Goal: Below are the entries; count the lines in them that contain the word "title" and give only the number.

(Data entries)
[Start]

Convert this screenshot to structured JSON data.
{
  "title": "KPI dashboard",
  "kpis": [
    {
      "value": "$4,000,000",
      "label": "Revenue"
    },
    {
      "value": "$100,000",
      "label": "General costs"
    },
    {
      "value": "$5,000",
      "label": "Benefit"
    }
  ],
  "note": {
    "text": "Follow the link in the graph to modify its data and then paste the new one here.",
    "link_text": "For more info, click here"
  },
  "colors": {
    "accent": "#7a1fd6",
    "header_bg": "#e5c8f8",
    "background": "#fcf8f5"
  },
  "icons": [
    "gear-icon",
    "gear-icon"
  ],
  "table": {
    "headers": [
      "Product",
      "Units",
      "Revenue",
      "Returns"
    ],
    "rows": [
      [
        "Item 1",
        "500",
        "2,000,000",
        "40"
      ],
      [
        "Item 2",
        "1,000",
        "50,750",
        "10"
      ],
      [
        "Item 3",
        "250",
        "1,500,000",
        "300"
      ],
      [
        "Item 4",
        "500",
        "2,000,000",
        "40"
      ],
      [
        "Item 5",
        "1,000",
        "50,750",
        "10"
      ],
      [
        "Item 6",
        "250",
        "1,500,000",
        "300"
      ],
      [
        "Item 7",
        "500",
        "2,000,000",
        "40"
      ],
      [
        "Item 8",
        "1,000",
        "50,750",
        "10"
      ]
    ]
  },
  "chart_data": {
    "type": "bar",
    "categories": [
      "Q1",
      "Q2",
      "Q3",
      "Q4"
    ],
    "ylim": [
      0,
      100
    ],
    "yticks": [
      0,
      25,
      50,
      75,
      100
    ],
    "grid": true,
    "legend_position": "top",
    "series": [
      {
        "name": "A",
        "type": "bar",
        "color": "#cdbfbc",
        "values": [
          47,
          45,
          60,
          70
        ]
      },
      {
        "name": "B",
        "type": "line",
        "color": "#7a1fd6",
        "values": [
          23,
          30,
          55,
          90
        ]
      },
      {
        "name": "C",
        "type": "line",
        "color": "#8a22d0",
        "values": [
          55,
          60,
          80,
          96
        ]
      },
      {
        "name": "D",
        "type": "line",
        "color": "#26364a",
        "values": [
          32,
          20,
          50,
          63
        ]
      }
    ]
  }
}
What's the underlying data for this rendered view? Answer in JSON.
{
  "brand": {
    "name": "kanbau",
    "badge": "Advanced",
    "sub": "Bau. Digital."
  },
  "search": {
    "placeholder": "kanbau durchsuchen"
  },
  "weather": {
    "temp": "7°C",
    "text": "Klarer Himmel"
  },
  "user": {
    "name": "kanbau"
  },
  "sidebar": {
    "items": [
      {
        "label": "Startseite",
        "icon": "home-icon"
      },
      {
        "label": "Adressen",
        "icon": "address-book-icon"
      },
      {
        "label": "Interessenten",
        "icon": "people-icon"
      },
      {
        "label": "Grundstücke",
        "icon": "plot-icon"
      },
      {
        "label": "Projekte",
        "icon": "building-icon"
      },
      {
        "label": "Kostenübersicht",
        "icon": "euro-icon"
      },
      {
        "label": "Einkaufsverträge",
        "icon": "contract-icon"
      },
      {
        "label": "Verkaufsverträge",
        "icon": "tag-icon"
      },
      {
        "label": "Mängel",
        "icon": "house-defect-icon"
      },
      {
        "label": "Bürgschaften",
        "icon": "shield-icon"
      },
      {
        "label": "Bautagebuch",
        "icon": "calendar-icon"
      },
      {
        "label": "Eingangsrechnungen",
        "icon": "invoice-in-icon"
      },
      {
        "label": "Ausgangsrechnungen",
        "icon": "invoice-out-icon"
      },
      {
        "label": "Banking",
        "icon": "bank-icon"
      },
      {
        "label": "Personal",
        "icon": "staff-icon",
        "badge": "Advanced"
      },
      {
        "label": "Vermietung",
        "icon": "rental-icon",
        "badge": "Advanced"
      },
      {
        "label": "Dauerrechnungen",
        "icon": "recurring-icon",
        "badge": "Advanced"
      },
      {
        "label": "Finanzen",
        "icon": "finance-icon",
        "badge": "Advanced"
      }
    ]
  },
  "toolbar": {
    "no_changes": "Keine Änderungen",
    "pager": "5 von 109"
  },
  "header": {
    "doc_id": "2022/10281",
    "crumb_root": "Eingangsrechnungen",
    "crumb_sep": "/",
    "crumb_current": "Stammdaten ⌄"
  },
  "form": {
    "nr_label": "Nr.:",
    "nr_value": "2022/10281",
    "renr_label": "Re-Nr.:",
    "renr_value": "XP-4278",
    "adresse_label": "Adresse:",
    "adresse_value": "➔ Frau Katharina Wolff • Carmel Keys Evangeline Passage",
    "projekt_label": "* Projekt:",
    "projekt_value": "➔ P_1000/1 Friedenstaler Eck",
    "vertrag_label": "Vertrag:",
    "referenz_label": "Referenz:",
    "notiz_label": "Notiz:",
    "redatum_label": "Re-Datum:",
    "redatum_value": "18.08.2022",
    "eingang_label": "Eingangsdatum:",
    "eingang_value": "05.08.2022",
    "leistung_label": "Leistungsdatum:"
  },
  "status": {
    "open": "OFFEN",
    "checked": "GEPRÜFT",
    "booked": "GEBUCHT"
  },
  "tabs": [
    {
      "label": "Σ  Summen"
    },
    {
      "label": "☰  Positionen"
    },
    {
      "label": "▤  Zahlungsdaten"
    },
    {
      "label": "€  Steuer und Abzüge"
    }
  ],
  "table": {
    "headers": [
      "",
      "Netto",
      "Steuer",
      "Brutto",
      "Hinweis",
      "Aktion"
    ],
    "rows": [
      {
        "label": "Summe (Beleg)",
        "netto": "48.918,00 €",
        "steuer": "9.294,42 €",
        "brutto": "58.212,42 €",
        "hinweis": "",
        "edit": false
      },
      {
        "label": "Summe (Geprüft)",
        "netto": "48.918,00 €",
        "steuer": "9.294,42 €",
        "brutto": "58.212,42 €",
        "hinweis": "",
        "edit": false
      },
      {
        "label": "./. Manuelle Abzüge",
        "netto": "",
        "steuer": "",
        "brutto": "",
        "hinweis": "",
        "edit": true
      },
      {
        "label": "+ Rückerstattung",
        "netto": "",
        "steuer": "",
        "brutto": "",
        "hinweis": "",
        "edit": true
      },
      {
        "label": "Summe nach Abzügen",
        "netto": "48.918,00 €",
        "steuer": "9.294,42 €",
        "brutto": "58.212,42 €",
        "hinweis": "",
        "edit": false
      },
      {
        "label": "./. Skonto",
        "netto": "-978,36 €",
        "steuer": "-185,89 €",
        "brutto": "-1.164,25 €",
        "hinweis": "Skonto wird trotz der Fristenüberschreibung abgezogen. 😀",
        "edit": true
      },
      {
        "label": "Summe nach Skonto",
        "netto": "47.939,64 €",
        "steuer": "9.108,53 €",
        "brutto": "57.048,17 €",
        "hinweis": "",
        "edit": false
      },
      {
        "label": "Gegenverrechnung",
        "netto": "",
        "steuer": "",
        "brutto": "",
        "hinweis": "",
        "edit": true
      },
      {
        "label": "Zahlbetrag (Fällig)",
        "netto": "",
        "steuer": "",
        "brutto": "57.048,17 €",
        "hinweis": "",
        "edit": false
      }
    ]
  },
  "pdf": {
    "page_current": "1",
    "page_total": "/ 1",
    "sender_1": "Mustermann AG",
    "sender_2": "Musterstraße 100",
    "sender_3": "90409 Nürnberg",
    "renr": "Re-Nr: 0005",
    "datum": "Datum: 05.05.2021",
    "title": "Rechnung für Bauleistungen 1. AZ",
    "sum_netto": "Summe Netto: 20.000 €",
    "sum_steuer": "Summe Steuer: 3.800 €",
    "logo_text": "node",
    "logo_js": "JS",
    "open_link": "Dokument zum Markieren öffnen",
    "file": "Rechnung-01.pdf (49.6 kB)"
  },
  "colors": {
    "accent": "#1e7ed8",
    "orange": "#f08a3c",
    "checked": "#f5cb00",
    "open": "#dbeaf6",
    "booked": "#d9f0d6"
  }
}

[End]

Solved problem: 2